Data excerpts
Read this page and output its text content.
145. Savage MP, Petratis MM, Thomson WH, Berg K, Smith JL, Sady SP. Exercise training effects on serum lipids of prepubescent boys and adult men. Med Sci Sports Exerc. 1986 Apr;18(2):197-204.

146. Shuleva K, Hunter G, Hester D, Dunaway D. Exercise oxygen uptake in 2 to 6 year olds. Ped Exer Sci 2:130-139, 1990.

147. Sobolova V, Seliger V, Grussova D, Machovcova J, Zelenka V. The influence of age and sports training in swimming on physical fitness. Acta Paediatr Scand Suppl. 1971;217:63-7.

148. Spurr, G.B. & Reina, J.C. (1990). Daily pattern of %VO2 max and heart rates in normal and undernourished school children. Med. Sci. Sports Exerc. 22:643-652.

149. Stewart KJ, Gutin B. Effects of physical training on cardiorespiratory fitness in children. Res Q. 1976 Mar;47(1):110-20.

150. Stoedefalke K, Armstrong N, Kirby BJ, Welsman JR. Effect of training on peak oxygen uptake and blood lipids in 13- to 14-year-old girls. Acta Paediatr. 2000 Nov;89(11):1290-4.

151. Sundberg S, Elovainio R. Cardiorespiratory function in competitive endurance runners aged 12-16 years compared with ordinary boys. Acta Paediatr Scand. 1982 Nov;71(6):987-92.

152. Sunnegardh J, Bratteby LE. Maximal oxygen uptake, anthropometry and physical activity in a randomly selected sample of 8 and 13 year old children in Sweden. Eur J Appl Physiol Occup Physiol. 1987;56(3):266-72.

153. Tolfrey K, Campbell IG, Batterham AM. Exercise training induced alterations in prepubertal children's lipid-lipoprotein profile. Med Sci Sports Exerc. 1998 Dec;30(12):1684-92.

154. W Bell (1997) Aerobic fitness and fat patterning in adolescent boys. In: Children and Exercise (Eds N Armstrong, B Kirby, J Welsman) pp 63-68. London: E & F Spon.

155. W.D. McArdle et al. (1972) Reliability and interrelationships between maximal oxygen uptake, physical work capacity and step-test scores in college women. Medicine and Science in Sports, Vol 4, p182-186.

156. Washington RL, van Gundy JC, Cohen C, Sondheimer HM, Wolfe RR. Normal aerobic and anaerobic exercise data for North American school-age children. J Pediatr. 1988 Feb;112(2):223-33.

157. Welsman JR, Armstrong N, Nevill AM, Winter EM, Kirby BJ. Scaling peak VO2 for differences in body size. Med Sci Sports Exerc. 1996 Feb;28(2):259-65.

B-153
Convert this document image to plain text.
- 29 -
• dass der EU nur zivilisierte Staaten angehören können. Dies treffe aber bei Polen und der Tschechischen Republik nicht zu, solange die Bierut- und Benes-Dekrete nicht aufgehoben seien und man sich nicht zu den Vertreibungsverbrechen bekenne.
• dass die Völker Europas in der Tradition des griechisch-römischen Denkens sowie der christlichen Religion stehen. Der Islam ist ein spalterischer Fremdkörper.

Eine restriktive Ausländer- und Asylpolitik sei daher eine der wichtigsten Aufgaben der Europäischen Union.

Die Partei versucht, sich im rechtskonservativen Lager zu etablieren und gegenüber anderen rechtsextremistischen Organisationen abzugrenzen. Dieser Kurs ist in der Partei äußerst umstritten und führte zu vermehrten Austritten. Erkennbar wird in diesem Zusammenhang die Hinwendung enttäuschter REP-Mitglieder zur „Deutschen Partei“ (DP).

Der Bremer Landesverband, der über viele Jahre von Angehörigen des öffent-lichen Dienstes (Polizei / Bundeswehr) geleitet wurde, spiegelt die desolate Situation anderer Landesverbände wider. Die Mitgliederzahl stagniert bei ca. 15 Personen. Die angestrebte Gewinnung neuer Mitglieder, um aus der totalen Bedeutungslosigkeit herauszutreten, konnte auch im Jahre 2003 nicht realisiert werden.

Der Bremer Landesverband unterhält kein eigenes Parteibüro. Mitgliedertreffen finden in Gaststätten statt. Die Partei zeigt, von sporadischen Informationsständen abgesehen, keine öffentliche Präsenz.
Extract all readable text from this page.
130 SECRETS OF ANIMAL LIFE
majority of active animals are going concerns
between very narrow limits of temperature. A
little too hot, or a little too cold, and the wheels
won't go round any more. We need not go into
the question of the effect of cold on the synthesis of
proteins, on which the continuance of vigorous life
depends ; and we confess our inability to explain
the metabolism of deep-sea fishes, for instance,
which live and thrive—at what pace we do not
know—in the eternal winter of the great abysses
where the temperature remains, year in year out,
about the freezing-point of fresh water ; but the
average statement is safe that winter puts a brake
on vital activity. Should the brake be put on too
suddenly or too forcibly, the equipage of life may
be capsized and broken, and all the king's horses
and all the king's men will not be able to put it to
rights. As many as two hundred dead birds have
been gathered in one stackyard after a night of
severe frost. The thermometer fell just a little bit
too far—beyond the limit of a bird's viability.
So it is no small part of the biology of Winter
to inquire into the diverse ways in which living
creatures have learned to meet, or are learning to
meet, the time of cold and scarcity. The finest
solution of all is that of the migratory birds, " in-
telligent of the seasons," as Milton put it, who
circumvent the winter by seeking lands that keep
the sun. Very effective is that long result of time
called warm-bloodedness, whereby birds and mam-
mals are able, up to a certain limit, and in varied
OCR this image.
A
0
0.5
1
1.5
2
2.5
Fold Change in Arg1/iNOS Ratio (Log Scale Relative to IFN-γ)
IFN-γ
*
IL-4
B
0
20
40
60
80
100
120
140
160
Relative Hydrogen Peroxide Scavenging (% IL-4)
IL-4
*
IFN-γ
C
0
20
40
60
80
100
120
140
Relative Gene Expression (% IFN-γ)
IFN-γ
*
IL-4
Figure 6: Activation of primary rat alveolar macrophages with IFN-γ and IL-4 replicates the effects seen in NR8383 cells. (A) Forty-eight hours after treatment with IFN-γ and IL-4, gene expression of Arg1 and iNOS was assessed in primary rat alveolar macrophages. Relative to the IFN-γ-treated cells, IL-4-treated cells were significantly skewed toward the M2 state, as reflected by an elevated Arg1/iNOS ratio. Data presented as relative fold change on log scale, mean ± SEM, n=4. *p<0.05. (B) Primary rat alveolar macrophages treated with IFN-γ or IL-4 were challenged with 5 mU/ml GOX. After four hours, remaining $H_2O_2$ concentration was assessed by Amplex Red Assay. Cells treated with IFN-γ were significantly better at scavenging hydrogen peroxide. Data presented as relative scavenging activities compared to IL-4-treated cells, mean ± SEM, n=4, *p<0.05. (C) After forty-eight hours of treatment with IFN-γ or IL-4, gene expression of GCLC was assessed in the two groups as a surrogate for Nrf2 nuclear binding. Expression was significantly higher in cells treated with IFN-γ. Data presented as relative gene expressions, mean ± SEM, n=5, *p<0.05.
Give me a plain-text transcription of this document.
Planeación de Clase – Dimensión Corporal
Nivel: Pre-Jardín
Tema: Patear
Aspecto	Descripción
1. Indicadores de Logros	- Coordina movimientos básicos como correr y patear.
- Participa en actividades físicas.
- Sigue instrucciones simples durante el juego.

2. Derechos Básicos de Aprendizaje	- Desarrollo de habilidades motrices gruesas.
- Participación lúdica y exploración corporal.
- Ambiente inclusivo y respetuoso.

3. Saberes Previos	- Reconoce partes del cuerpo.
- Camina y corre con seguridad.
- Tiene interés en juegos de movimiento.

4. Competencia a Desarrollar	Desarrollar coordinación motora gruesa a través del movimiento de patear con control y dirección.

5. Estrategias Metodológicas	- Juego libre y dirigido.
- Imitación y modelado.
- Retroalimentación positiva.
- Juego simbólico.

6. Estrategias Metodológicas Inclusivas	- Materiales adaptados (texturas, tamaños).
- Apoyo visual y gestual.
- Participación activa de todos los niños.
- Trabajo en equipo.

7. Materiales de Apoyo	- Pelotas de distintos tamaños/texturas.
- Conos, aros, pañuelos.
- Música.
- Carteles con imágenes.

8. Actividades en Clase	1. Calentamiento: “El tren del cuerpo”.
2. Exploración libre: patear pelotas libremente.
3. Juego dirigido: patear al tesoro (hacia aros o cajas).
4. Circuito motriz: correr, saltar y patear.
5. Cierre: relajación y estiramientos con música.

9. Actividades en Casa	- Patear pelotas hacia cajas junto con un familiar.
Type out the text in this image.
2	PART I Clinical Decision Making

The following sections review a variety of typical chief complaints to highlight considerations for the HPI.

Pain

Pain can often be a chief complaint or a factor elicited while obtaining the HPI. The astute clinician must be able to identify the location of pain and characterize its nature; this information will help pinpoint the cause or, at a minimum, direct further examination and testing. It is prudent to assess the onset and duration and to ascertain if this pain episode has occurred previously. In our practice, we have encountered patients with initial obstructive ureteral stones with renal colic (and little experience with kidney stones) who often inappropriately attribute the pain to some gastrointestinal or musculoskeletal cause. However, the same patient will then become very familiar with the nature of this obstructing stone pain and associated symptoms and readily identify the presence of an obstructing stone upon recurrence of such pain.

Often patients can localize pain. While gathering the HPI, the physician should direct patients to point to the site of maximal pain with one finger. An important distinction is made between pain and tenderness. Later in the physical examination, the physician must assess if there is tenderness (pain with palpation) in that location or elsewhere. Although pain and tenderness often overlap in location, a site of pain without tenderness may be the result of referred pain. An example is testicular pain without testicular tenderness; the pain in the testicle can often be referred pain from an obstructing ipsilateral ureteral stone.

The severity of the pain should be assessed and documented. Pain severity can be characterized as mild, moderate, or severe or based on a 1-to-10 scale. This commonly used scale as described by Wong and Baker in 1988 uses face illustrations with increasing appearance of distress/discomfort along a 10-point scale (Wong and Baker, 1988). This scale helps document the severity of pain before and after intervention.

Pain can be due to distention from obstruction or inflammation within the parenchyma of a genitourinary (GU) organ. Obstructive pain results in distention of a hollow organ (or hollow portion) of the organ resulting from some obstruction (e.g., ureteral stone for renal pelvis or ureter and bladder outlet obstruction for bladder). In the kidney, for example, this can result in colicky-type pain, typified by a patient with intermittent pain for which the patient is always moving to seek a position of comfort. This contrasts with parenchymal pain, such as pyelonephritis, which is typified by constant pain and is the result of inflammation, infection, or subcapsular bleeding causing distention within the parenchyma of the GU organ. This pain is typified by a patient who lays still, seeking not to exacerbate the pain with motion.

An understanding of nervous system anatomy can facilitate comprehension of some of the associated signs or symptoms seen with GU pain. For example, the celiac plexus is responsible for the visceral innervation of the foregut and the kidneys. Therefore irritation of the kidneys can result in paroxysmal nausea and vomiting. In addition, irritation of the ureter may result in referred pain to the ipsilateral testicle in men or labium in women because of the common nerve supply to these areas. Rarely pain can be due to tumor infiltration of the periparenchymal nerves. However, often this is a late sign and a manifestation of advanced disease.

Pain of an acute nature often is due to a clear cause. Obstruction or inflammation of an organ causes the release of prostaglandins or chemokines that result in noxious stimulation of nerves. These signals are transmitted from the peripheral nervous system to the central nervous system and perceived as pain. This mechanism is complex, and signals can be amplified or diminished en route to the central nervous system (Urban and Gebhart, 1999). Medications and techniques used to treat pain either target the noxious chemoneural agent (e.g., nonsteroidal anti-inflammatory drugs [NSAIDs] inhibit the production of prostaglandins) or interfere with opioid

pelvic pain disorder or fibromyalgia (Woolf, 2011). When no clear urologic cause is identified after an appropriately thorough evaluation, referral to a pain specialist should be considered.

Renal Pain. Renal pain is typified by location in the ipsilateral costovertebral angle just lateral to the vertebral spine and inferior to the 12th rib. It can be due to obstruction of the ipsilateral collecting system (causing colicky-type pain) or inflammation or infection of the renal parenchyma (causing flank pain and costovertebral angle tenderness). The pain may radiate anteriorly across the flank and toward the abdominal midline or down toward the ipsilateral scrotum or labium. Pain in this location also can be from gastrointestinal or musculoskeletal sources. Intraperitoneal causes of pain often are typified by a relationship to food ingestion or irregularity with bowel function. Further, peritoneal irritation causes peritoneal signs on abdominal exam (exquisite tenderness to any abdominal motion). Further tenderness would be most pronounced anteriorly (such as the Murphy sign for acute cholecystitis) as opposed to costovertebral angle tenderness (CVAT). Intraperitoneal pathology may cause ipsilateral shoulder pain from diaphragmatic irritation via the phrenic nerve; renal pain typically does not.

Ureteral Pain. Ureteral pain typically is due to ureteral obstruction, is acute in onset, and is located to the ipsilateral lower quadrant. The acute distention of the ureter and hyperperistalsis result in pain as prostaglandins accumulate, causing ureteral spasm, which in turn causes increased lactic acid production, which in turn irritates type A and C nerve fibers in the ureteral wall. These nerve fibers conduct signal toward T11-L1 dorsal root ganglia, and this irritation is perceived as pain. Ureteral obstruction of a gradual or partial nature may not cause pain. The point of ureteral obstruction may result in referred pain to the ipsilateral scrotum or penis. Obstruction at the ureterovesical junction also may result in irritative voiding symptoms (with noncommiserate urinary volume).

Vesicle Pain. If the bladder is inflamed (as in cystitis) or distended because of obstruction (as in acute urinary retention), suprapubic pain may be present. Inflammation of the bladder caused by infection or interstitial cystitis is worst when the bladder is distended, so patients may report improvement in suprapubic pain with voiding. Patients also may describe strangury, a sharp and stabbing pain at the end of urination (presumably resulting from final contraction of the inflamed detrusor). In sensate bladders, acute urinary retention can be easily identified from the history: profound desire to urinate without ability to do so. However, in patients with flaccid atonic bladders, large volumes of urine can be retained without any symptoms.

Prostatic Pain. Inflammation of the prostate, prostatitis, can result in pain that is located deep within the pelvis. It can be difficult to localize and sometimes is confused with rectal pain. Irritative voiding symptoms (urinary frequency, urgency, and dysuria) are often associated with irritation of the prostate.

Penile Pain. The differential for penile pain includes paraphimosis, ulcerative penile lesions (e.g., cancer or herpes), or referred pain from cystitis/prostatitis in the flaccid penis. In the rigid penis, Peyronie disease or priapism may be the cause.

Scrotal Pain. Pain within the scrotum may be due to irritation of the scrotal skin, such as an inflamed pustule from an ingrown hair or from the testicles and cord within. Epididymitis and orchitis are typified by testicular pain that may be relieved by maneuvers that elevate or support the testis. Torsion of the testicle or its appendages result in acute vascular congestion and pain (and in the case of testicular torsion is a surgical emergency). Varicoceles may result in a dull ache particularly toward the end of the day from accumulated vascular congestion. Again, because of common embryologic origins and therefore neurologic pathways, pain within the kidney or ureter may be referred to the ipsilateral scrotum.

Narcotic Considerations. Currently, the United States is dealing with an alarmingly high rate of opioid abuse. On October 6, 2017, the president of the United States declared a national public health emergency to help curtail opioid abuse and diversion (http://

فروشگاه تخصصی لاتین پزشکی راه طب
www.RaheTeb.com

### Problem requirements
Every line above carrying the word "Apoyo" needs to be shown.

### Task solution
- Apoyo visual y gestual.
7. Materiales de Apoyo	- Pelotas de distintos tamaños/texturas.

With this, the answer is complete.